[Extracts from a graphics dataset]
↓↓↓

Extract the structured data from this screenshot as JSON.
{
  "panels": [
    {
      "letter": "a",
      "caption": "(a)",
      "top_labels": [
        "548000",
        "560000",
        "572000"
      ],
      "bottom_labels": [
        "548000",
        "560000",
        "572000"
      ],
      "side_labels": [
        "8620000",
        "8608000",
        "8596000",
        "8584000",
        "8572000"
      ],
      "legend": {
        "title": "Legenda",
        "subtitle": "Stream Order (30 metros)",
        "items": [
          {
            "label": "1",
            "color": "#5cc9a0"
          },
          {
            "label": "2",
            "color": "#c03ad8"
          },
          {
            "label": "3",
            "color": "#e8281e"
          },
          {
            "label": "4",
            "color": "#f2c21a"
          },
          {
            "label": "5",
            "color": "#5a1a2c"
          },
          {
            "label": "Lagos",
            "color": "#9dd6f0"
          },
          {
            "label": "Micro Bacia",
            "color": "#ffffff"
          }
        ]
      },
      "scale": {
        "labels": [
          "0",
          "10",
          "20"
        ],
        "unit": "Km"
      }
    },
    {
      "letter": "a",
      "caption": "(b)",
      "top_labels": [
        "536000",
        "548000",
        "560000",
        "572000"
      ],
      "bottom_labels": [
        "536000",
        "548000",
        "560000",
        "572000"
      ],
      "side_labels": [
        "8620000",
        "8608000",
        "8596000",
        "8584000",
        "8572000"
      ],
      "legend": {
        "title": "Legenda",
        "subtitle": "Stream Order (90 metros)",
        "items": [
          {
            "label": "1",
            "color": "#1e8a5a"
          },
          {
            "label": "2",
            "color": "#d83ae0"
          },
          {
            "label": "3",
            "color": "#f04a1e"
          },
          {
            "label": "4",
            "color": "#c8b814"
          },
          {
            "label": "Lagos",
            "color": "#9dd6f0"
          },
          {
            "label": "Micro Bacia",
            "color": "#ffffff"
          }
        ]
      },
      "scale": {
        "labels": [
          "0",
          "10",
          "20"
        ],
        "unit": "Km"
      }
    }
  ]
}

↑↑↑
↓↓↓

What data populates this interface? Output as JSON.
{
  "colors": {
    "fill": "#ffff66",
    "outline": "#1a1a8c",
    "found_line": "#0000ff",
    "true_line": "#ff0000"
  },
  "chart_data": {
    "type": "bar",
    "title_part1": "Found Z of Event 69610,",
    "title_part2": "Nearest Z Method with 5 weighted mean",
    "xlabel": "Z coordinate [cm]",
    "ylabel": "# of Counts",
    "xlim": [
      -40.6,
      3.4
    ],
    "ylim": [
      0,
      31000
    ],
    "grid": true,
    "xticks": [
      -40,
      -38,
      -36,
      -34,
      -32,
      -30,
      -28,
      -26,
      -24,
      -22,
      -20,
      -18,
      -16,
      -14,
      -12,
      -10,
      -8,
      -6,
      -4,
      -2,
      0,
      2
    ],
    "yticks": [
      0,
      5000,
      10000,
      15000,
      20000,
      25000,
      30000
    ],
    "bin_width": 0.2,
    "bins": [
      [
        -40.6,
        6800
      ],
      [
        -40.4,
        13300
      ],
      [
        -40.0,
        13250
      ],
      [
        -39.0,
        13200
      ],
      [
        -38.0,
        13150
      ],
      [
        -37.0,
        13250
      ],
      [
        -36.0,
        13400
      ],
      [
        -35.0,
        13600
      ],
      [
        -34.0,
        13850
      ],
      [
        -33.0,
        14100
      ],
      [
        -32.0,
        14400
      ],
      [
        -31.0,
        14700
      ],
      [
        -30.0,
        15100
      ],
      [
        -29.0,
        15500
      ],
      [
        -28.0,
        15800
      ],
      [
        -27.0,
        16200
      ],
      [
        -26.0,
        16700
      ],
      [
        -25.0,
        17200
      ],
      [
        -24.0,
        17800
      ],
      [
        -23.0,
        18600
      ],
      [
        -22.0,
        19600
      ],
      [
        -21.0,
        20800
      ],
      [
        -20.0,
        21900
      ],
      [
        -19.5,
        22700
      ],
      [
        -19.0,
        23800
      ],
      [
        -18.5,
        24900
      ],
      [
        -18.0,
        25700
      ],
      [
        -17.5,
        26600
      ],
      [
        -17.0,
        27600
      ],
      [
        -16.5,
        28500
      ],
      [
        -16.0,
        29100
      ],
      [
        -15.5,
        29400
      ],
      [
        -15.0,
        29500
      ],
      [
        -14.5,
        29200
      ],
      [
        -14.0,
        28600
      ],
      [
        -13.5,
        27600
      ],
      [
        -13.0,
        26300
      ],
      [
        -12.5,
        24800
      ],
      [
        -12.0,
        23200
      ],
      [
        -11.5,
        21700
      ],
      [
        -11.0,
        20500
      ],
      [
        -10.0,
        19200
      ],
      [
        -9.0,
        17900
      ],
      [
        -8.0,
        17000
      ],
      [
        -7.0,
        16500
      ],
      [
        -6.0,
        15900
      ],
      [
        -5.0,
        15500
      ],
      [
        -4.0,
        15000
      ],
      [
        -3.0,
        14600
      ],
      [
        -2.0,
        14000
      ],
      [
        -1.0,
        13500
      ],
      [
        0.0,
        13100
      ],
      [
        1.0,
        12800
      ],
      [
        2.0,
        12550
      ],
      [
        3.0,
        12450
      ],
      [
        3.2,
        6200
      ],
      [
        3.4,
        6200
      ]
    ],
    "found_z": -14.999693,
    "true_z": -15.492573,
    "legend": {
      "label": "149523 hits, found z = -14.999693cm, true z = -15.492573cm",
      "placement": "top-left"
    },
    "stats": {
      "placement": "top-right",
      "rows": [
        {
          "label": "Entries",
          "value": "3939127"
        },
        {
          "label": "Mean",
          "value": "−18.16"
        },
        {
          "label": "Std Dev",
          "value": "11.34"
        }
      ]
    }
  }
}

↑↑↑

Using the entries above, return each line in which the word "subtitle" occurs.

## Full solution
        "subtitle": "Stream Order (30 metros)",
        "subtitle": "Stream Order (90 metros)",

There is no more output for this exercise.